## What to work on
Every record should be written out exactly, please.

-------- Information supplied --------

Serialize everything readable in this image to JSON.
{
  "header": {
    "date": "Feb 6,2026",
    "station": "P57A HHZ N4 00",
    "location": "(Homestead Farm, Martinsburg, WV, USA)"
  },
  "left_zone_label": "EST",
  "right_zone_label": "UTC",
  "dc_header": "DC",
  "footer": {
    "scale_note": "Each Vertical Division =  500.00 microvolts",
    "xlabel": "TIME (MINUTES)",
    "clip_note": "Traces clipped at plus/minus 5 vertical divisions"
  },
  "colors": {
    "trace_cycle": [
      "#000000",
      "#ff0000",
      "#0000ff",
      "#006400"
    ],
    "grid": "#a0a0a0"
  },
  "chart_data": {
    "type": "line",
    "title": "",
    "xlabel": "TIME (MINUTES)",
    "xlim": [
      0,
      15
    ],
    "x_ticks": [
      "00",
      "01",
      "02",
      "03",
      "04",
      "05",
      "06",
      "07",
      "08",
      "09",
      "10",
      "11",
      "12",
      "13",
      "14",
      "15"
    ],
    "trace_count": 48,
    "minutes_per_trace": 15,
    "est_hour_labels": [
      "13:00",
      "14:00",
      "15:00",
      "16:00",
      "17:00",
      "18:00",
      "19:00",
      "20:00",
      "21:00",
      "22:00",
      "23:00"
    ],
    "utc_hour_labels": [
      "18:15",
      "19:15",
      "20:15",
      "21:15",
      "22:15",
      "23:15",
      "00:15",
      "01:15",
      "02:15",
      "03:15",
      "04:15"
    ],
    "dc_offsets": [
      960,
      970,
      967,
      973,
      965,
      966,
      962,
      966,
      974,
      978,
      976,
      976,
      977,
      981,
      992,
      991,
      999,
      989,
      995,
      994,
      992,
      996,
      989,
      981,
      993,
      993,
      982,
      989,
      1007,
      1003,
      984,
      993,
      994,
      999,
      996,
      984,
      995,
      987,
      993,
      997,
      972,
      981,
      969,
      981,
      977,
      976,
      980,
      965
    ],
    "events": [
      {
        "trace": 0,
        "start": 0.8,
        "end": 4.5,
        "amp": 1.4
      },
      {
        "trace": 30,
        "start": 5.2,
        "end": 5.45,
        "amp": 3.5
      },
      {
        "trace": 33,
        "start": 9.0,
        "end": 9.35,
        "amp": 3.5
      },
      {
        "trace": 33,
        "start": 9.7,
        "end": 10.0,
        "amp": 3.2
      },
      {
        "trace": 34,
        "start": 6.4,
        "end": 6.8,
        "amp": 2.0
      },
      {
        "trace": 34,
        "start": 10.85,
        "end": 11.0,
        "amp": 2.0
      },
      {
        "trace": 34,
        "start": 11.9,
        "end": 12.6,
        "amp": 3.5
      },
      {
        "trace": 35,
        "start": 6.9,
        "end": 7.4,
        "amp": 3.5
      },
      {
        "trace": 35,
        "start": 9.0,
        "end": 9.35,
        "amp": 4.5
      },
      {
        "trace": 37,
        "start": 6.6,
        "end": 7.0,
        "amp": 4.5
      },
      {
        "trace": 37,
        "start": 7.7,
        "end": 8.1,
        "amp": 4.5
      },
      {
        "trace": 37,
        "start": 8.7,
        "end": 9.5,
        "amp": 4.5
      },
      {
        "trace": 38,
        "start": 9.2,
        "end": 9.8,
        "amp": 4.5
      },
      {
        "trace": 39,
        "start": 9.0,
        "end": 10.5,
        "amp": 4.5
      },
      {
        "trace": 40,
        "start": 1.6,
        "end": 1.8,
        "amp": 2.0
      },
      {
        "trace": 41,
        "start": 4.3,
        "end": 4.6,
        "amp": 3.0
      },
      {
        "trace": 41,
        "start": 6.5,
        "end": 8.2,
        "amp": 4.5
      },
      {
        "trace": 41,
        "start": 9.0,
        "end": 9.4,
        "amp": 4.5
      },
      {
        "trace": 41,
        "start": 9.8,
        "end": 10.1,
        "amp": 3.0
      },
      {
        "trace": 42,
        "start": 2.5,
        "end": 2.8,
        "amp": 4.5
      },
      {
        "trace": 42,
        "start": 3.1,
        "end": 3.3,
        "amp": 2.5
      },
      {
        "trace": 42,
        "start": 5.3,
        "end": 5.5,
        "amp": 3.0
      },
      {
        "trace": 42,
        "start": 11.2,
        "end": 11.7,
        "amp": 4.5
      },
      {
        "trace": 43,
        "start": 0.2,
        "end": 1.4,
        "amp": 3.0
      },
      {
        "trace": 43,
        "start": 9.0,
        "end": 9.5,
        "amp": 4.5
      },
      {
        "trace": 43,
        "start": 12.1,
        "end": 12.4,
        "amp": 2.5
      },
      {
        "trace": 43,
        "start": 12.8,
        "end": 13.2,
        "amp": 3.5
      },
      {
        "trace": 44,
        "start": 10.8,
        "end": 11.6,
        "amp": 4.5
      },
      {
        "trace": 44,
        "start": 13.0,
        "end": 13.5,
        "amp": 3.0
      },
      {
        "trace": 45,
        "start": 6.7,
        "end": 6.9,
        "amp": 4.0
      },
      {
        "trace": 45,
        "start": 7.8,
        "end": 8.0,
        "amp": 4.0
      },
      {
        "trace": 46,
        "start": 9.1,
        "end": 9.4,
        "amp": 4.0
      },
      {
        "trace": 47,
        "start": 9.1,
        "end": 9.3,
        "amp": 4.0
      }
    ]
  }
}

--------

## Full solution
Serialize everything readable in this image to JSON.
{
  "header": {
    "date": "Feb 6,2026",
    "station": "P57A HHZ N4 00",
    "location": "(Homestead Farm, Martinsburg, WV, USA)"
  },
  "left_zone_label": "EST",
  "right_zone_label": "UTC",
  "dc_header": "DC",
  "footer": {
    "scale_note": "Each Vertical Division =  500.00 microvolts",
    "xlabel": "TIME (MINUTES)",
    "clip_note": "Traces clipped at plus/minus 5 vertical divisions"
  },
  "colors": {
    "trace_cycle": [
      "#000000",
      "#ff0000",
      "#0000ff",
      "#006400"
    ],
    "grid": "#a0a0a0"
  },
  "chart_data": {
    "type": "line",
    "title": "",
    "xlabel": "TIME (MINUTES)",
    "xlim": [
      0,
      15
    ],
    "x_ticks": [
      "00",
      "01",
      "02",
      "03",
      "04",
      "05",
      "06",
      "07",
      "08",
      "09",
      "10",
      "11",
      "12",
      "13",
      "14",
      "15"
    ],
    "trace_count": 48,
    "minutes_per_trace": 15,
    "est_hour_labels": [
      "13:00",
      "14:00",
      "15:00",
      "16:00",
      "17:00",
      "18:00",
      "19:00",
      "20:00",
      "21:00",
      "22:00",
      "23:00"
    ],
    "utc_hour_labels": [
      "18:15",
      "19:15",
      "20:15",
      "21:15",
      "22:15",
      "23:15",
      "00:15",
      "01:15",
      "02:15",
      "03:15",
      "04:15"
    ],
    "dc_offsets": [
      960,
      970,
      967,
      973,
      965,
      966,
      962,
      966,
      974,
      978,
      976,
      976,
      977,
      981,
      992,
      991,
      999,
      989,
      995,
      994,
      992,
      996,
      989,
      981,
      993,
      993,
      982,
      989,
      1007,
      1003,
      984,
      993,
      994,
      999,
      996,
      984,
      995,
      987,
      993,
      997,
      972,
      981,
      969,
      981,
      977,
      976,
      980,
      965
    ],
    "events": [
      {
        "trace": 0,
        "start": 0.8,
        "end": 4.5,
        "amp": 1.4
      },
      {
        "trace": 30,
        "start": 5.2,
        "end": 5.45,
        "amp": 3.5
      },
      {
        "trace": 33,
        "start": 9.0,
        "end": 9.35,
        "amp": 3.5
      },
      {
        "trace": 33,
        "start": 9.7,
        "end": 10.0,
        "amp": 3.2
      },
      {
        "trace": 34,
        "start": 6.4,
        "end": 6.8,
        "amp": 2.0
      },
      {
        "trace": 34,
        "start": 10.85,
        "end": 11.0,
        "amp": 2.0
      },
      {
        "trace": 34,
        "start": 11.9,
        "end": 12.6,
        "amp": 3.5
      },
      {
        "trace": 35,
        "start": 6.9,
        "end": 7.4,
        "amp": 3.5
      },
      {
        "trace": 35,
        "start": 9.0,
        "end": 9.35,
        "amp": 4.5
      },
      {
        "trace": 37,
        "start": 6.6,
        "end": 7.0,
        "amp": 4.5
      },
      {
        "trace": 37,
        "start": 7.7,
        "end": 8.1,
        "amp": 4.5
      },
      {
        "trace": 37,
        "start": 8.7,
        "end": 9.5,
        "amp": 4.5
      },
      {
        "trace": 38,
        "start": 9.2,
        "end": 9.8,
        "amp": 4.5
      },
      {
        "trace": 39,
        "start": 9.0,
        "end": 10.5,
        "amp": 4.5
      },
      {
        "trace": 40,
        "start": 1.6,
        "end": 1.8,
        "amp": 2.0
      },
      {
        "trace": 41,
        "start": 4.3,
        "end": 4.6,
        "amp": 3.0
      },
      {
        "trace": 41,
        "start": 6.5,
        "end": 8.2,
        "amp": 4.5
      },
      {
        "trace": 41,
        "start": 9.0,
        "end": 9.4,
        "amp": 4.5
      },
      {
        "trace": 41,
        "start": 9.8,
        "end": 10.1,
        "amp": 3.0
      },
      {
        "trace": 42,
        "start": 2.5,
        "end": 2.8,
        "amp": 4.5
      },
      {
        "trace": 42,
        "start": 3.1,
        "end": 3.3,
        "amp": 2.5
      },
      {
        "trace": 42,
        "start": 5.3,
        "end": 5.5,
        "amp": 3.0
      },
      {
        "trace": 42,
        "start": 11.2,
        "end": 11.7,
        "amp": 4.5
      },
      {
        "trace": 43,
        "start": 0.2,
        "end": 1.4,
        "amp": 3.0
      },
      {
        "trace": 43,
        "start": 9.0,
        "end": 9.5,
        "amp": 4.5
      },
      {
        "trace": 43,
        "start": 12.1,
        "end": 12.4,
        "amp": 2.5
      },
      {
        "trace": 43,
        "start": 12.8,
        "end": 13.2,
        "amp": 3.5
      },
      {
        "trace": 44,
        "start": 10.8,
        "end": 11.6,
        "amp": 4.5
      },
      {
        "trace": 44,
        "start": 13.0,
        "end": 13.5,
        "amp": 3.0
      },
      {
        "trace": 45,
        "start": 6.7,
        "end": 6.9,
        "amp": 4.0
      },
      {
        "trace": 45,
        "start": 7.8,
        "end": 8.0,
        "amp": 4.0
      },
      {
        "trace": 46,
        "start": 9.1,
        "end": 9.4,
        "amp": 4.0
      },
      {
        "trace": 47,
        "start": 9.1,
        "end": 9.3,
        "amp": 4.0
      }
    ]
  }
}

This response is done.